/---
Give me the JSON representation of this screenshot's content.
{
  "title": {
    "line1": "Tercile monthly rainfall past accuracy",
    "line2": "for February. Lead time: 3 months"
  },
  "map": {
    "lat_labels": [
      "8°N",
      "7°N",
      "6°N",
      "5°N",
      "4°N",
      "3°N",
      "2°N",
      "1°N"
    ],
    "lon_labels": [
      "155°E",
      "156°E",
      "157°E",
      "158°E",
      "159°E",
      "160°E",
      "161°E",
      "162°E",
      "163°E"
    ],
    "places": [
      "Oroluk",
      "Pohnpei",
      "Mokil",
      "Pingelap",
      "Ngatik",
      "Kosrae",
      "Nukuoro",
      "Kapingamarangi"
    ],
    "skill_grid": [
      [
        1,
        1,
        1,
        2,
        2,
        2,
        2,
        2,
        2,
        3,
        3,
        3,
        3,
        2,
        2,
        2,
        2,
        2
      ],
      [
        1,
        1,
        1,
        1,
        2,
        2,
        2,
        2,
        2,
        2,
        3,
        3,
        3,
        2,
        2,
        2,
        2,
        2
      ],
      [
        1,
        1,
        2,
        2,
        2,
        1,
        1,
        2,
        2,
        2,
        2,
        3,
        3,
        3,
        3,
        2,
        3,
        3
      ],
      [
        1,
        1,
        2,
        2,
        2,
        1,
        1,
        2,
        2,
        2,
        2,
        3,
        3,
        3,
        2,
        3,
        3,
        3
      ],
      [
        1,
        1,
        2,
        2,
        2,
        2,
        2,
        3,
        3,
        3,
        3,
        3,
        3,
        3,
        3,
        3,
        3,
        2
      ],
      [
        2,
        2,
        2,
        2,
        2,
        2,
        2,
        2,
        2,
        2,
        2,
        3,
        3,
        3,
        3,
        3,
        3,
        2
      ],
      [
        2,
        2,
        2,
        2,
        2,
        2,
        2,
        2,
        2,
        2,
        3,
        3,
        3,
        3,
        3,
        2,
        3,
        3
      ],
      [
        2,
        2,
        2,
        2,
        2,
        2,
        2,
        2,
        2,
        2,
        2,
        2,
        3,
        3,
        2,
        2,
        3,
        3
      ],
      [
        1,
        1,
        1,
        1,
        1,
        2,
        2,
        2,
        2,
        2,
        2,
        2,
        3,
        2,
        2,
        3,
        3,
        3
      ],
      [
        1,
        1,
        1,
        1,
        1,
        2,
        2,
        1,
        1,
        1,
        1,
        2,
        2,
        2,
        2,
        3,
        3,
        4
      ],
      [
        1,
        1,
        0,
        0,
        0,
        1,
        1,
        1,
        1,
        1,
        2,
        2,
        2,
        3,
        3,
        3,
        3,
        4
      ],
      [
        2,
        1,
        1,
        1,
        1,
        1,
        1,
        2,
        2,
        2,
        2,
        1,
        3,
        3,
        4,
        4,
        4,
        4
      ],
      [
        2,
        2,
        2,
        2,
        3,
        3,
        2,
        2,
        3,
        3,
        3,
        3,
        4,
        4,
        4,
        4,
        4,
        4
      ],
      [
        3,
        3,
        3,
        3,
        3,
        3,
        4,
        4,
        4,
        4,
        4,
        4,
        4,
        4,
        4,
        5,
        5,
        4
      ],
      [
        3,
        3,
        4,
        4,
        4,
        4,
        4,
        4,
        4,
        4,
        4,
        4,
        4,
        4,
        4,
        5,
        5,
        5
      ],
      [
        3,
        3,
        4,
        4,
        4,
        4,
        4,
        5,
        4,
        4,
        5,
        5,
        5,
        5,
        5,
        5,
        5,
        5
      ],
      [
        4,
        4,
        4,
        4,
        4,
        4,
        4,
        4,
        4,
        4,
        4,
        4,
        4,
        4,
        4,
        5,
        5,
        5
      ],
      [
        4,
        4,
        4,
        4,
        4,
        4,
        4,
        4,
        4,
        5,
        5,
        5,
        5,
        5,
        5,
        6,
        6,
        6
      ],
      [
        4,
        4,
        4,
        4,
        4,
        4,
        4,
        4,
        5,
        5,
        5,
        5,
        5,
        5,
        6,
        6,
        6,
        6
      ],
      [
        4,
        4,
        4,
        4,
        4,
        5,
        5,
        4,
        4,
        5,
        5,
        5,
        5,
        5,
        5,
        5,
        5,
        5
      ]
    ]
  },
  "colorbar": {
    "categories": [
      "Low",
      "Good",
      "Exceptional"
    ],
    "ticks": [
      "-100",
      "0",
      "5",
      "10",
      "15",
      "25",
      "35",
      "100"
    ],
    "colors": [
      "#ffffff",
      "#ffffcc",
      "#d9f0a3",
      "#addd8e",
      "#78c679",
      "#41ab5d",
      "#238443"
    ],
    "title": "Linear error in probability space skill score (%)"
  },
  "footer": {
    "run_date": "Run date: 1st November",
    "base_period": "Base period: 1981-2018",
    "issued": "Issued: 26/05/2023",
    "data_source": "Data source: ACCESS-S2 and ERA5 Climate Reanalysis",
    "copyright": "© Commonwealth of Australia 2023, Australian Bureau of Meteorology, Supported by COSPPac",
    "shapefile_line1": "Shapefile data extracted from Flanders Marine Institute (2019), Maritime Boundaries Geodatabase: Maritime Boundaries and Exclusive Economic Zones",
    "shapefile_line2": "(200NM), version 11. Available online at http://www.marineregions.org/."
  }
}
\---
Copy each line of the data exactly, leaving nothing out.

EXPECTED OUTPUT
Give me the JSON representation of this screenshot's content.
{
  "title": {
    "line1": "Tercile monthly rainfall past accuracy",
    "line2": "for February. Lead time: 3 months"
  },
  "map": {
    "lat_labels": [
      "8°N",
      "7°N",
      "6°N",
      "5°N",
      "4°N",
      "3°N",
      "2°N",
      "1°N"
    ],
    "lon_labels": [
      "155°E",
      "156°E",
      "157°E",
      "158°E",
      "159°E",
      "160°E",
      "161°E",
      "162°E",
      "163°E"
    ],
    "places": [
      "Oroluk",
      "Pohnpei",
      "Mokil",
      "Pingelap",
      "Ngatik",
      "Kosrae",
      "Nukuoro",
      "Kapingamarangi"
    ],
    "skill_grid": [
      [
        1,
        1,
        1,
        2,
        2,
        2,
        2,
        2,
        2,
        3,
        3,
        3,
        3,
        2,
        2,
        2,
        2,
        2
      ],
      [
        1,
        1,
        1,
        1,
        2,
        2,
        2,
        2,
        2,
        2,
        3,
        3,
        3,
        2,
        2,
        2,
        2,
        2
      ],
      [
        1,
        1,
        2,
        2,
        2,
        1,
        1,
        2,
        2,
        2,
        2,
        3,
        3,
        3,
        3,
        2,
        3,
        3
      ],
      [
        1,
        1,
        2,
        2,
        2,
        1,
        1,
        2,
        2,
        2,
        2,
        3,
        3,
        3,
        2,
        3,
        3,
        3
      ],
      [
        1,
        1,
        2,
        2,
        2,
        2,
        2,
        3,
        3,
        3,
        3,
        3,
        3,
        3,
        3,
        3,
        3,
        2
      ],
      [
        2,
        2,
        2,
        2,
        2,
        2,
        2,
        2,
        2,
        2,
        2,
        3,
        3,
        3,
        3,
        3,
        3,
        2
      ],
      [
        2,
        2,
        2,
        2,
        2,
        2,
        2,
        2,
        2,
        2,
        3,
        3,
        3,
        3,
        3,
        2,
        3,
        3
      ],
      [
        2,
        2,
        2,
        2,
        2,
        2,
        2,
        2,
        2,
        2,
        2,
        2,
        3,
        3,
        2,
        2,
        3,
        3
      ],
      [
        1,
        1,
        1,
        1,
        1,
        2,
        2,
        2,
        2,
        2,
        2,
        2,
        3,
        2,
        2,
        3,
        3,
        3
      ],
      [
        1,
        1,
        1,
        1,
        1,
        2,
        2,
        1,
        1,
        1,
        1,
        2,
        2,
        2,
        2,
        3,
        3,
        4
      ],
      [
        1,
        1,
        0,
        0,
        0,
        1,
        1,
        1,
        1,
        1,
        2,
        2,
        2,
        3,
        3,
        3,
        3,
        4
      ],
      [
        2,
        1,
        1,
        1,
        1,
        1,
        1,
        2,
        2,
        2,
        2,
        1,
        3,
        3,
        4,
        4,
        4,
        4
      ],
      [
        2,
        2,
        2,
        2,
        3,
        3,
        2,
        2,
        3,
        3,
        3,
        3,
        4,
        4,
        4,
        4,
        4,
        4
      ],
      [
        3,
        3,
        3,
        3,
        3,
        3,
        4,
        4,
        4,
        4,
        4,
        4,
        4,
        4,
        4,
        5,
        5,
        4
      ],
      [
        3,
        3,
        4,
        4,
        4,
        4,
        4,
        4,
        4,
        4,
        4,
        4,
        4,
        4,
        4,
        5,
        5,
        5
      ],
      [
        3,
        3,
        4,
        4,
        4,
        4,
        4,
        5,
        4,
        4,
        5,
        5,
        5,
        5,
        5,
        5,
        5,
        5
      ],
      [
        4,
        4,
        4,
        4,
        4,
        4,
        4,
        4,
        4,
        4,
        4,
        4,
        4,
        4,
        4,
        5,
        5,
        5
      ],
      [
        4,
        4,
        4,
        4,
        4,
        4,
        4,
        4,
        4,
        5,
        5,
        5,
        5,
        5,
        5,
        6,
        6,
        6
      ],
      [
        4,
        4,
        4,
        4,
        4,
        4,
        4,
        4,
        5,
        5,
        5,
        5,
        5,
        5,
        6,
        6,
        6,
        6
      ],
      [
        4,
        4,
        4,
        4,
        4,
        5,
        5,
        4,
        4,
        5,
        5,
        5,
        5,
        5,
        5,
        5,
        5,
        5
      ]
    ]
  },
  "colorbar": {
    "categories": [
      "Low",
      "Good",
      "Exceptional"
    ],
    "ticks": [
      "-100",
      "0",
      "5",
      "10",
      "15",
      "25",
      "35",
      "100"
    ],
    "colors": [
      "#ffffff",
      "#ffffcc",
      "#d9f0a3",
      "#addd8e",
      "#78c679",
      "#41ab5d",
      "#238443"
    ],
    "title": "Linear error in probability space skill score (%)"
  },
  "footer": {
    "run_date": "Run date: 1st November",
    "base_period": "Base period: 1981-2018",
    "issued": "Issued: 26/05/2023",
    "data_source": "Data source: ACCESS-S2 and ERA5 Climate Reanalysis",
    "copyright": "© Commonwealth of Australia 2023, Australian Bureau of Meteorology, Supported by COSPPac",
    "shapefile_line1": "Shapefile data extracted from Flanders Marine Institute (2019), Maritime Boundaries Geodatabase: Maritime Boundaries and Exclusive Economic Zones",
    "shapefile_line2": "(200NM), version 11. Available online at http://www.marineregions.org/."
  }
}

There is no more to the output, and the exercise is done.